Find the lines that hold the word "name" and return them.
### MATERIAL FOR THE TASK ###
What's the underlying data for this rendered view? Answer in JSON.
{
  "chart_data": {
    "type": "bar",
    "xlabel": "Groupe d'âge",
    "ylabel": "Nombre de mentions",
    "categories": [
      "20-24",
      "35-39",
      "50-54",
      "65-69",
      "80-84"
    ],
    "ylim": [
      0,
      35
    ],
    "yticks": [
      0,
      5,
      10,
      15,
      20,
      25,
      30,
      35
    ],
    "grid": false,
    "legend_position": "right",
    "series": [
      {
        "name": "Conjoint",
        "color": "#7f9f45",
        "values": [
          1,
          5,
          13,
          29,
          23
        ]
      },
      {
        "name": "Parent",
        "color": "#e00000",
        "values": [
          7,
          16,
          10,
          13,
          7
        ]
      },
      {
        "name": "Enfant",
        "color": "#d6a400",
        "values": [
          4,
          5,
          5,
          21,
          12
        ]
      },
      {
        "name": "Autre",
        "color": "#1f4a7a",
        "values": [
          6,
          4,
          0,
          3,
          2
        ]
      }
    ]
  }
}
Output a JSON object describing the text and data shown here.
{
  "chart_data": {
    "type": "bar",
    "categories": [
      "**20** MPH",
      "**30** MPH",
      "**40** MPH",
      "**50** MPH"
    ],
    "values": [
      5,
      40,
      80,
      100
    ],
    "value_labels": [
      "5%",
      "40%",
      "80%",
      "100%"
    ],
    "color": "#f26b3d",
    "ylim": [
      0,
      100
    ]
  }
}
###
### MATERIAL FOR THE TASK ###
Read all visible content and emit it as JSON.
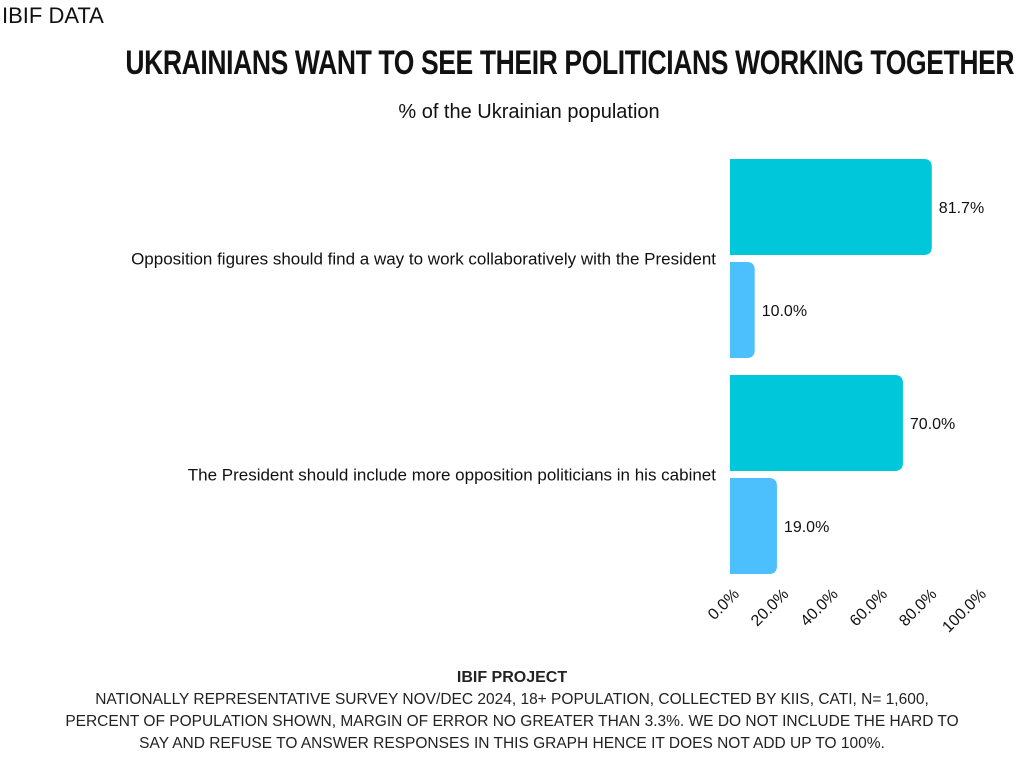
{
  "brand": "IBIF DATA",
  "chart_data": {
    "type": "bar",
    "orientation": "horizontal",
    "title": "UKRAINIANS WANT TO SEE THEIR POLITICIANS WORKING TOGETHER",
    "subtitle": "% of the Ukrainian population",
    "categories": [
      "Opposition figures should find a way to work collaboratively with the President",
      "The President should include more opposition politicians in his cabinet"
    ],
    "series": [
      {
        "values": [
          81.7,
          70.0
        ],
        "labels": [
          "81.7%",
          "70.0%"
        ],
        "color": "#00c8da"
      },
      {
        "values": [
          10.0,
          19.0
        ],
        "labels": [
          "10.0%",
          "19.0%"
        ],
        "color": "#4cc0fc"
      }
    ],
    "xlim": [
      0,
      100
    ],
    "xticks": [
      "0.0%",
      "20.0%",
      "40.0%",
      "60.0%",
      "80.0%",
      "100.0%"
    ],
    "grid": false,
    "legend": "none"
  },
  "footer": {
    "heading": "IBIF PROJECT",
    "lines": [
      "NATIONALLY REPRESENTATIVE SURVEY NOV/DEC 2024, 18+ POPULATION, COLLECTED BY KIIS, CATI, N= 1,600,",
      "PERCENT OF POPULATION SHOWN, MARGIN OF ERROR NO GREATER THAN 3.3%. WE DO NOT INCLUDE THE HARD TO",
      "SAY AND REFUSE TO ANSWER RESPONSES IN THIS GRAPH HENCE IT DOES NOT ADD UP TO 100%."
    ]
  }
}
###
### MATERIAL FOR THE TASK ###
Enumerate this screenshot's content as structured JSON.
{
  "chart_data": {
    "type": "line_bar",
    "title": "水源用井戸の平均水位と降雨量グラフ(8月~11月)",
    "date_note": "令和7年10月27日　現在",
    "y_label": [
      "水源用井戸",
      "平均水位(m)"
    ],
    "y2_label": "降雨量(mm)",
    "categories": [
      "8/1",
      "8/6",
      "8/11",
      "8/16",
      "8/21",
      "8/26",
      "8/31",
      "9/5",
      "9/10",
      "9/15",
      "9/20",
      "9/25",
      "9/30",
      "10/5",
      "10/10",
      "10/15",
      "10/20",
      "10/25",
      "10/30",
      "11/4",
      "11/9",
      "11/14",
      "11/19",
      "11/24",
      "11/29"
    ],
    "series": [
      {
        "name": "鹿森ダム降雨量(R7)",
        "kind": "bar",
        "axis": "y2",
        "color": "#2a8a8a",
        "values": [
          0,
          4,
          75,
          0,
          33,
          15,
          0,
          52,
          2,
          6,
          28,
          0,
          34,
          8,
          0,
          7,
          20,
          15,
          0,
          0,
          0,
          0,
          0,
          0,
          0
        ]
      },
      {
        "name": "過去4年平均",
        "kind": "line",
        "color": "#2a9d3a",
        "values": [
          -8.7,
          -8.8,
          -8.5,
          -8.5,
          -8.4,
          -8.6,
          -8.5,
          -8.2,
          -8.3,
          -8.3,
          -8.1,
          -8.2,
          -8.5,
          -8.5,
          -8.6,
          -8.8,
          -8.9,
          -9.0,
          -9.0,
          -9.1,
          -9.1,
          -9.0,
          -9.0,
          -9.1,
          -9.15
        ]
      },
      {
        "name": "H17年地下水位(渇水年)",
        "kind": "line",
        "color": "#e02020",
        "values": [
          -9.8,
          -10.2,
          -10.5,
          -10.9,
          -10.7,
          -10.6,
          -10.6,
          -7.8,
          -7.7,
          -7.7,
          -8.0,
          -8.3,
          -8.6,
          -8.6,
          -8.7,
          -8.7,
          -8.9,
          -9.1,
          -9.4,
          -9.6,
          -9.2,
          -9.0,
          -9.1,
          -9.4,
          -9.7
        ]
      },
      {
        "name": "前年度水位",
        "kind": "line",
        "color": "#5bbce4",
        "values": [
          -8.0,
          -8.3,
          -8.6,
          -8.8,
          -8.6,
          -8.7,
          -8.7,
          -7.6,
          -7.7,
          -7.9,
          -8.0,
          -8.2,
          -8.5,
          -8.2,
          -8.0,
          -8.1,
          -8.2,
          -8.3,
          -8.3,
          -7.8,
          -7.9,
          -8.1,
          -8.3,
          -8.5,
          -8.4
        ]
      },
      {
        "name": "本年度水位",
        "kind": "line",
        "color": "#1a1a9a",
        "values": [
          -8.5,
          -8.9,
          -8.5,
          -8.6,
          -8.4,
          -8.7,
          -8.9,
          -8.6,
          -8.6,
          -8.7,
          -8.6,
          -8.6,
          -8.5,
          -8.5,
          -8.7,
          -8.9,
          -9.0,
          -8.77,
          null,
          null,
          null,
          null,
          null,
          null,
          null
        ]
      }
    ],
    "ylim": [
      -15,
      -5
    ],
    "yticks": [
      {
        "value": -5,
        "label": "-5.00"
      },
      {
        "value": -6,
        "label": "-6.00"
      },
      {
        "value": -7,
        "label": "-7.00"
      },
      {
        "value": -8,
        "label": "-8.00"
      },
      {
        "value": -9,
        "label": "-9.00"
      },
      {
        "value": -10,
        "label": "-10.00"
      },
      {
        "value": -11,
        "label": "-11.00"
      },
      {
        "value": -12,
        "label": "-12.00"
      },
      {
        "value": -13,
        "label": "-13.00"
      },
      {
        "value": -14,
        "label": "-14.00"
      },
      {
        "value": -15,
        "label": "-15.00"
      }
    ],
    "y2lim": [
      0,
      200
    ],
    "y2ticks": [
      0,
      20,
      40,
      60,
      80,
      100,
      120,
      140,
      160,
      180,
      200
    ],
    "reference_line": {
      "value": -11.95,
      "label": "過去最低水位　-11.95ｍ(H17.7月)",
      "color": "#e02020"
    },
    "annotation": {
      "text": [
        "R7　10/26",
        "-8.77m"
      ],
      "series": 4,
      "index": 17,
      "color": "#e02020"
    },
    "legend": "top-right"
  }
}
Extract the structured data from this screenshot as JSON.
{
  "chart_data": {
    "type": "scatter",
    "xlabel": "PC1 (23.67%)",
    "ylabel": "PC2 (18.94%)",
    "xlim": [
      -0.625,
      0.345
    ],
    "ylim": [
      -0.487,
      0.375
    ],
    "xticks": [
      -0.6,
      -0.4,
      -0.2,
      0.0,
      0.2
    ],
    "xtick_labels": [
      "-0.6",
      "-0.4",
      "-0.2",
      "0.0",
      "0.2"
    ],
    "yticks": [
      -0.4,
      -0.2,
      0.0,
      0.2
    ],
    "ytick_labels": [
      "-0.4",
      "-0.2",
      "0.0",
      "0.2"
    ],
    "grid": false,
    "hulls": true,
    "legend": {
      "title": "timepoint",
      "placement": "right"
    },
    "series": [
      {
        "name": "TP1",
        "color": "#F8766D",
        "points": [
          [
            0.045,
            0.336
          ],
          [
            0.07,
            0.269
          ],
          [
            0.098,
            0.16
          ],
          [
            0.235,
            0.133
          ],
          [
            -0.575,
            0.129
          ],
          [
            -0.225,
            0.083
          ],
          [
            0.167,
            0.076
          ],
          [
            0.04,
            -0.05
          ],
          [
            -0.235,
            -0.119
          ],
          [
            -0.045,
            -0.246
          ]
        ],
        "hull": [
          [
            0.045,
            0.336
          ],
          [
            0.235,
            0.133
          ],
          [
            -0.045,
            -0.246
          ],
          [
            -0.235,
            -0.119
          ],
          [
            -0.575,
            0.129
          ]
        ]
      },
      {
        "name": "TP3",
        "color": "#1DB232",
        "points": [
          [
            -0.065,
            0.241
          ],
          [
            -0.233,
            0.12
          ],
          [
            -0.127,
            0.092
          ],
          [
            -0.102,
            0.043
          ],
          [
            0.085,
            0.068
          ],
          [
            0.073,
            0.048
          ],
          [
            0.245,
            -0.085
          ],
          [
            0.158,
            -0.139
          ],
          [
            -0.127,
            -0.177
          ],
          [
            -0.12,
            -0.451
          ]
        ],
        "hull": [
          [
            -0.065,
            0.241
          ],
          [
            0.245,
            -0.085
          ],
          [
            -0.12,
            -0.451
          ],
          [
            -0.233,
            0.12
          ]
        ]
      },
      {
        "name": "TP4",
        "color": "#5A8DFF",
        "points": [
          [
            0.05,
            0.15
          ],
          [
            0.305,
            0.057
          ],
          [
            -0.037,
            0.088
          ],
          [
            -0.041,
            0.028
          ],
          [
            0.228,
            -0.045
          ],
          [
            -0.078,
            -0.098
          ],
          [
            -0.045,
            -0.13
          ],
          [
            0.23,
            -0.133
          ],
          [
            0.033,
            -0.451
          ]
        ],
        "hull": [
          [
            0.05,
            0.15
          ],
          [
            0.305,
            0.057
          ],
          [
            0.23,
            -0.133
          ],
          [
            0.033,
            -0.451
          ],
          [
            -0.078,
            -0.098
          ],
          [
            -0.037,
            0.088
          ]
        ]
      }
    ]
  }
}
###
*TASK RESULT*:
        "name": "Conjoint",
        "name": "Parent",
        "name": "Enfant",
        "name": "Autre",
        "name": "鹿森ダム降雨量(R7)",
        "name": "過去4年平均",
        "name": "H17年地下水位(渇水年)",
        "name": "前年度水位",
        "name": "本年度水位",
        "name": "TP1",
        "name": "TP3",
        "name": "TP4",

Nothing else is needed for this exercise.